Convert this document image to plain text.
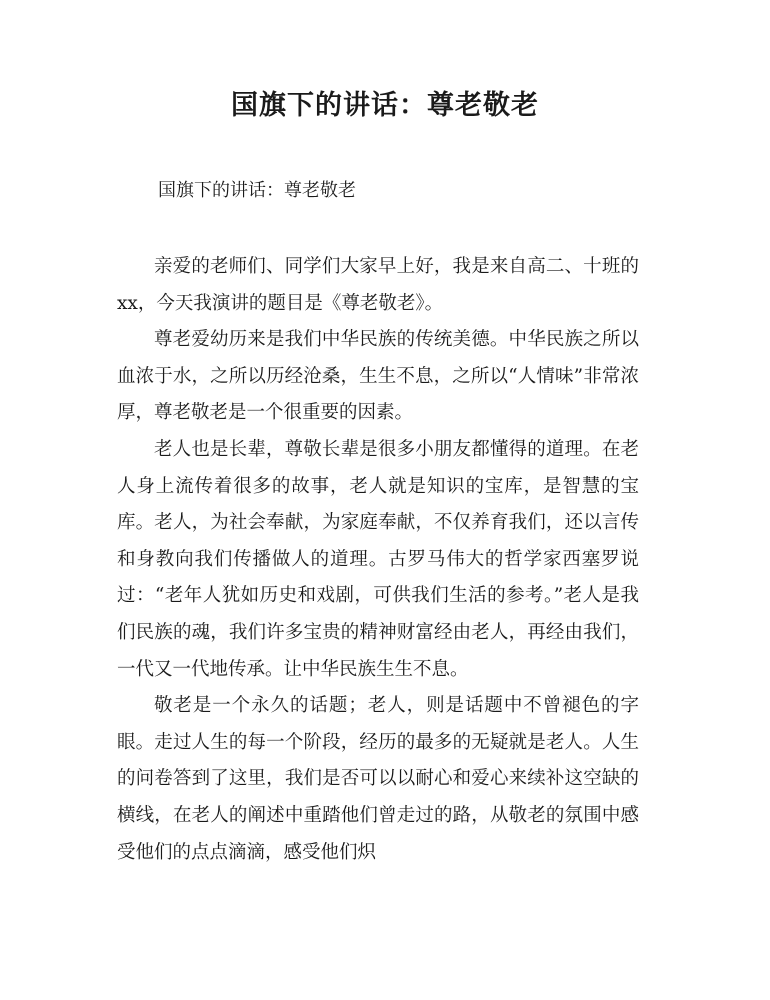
国旗下的讲话：尊老敬老

国旗下的讲话：尊老敬老

亲爱的老师们、同学们大家早上好，我是来自高二、十班的 xx，今天我演讲的题目是《尊老敬老》。

尊老爱幼历来是我们中华民族的传统美德。中华民族之所以血浓于水，之所以历经沧桑，生生不息，之所以“人情味”非常浓厚，尊老敬老是一个很重要的因素。

老人也是长辈，尊敬长辈是很多小朋友都懂得的道理。在老人身上流传着很多的故事，老人就是知识的宝库，是智慧的宝库。老人，为社会奉献，为家庭奉献，不仅养育我们，还以言传和身教向我们传播做人的道理。古罗马伟大的哲学家西塞罗说过：“老年人犹如历史和戏剧，可供我们生活的参考。”老人是我们民族的魂，我们许多宝贵的精神财富经由老人，再经由我们，一代又一代地传承。让中华民族生生不息。

敬老是一个永久的话题；老人，则是话题中不曾褪色的字眼。走过人生的每一个阶段，经历的最多的无疑就是老人。人生的问卷答到了这里，我们是否可以以耐心和爱心来续补这空缺的横线，在老人的阐述中重踏他们曾走过的路，从敬老的氛围中感受他们的点点滴滴，感受他们炽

- _STATED PROBLEM_: Transcribe all the lines above exactly, apart from the pictures.

- _RESPONSE_:
Convert this document image to plain text.
国旗下的讲话：尊老敬老

国旗下的讲话：尊老敬老

亲爱的老师们、同学们大家早上好，我是来自高二、十班的 xx，今天我演讲的题目是《尊老敬老》。

尊老爱幼历来是我们中华民族的传统美德。中华民族之所以血浓于水，之所以历经沧桑，生生不息，之所以“人情味”非常浓厚，尊老敬老是一个很重要的因素。

老人也是长辈，尊敬长辈是很多小朋友都懂得的道理。在老人身上流传着很多的故事，老人就是知识的宝库，是智慧的宝库。老人，为社会奉献，为家庭奉献，不仅养育我们，还以言传和身教向我们传播做人的道理。古罗马伟大的哲学家西塞罗说过：“老年人犹如历史和戏剧，可供我们生活的参考。”老人是我们民族的魂，我们许多宝贵的精神财富经由老人，再经由我们，一代又一代地传承。让中华民族生生不息。

敬老是一个永久的话题；老人，则是话题中不曾褪色的字眼。走过人生的每一个阶段，经历的最多的无疑就是老人。人生的问卷答到了这里，我们是否可以以耐心和爱心来续补这空缺的横线，在老人的阐述中重踏他们曾走过的路，从敬老的氛围中感受他们的点点滴滴，感受他们炽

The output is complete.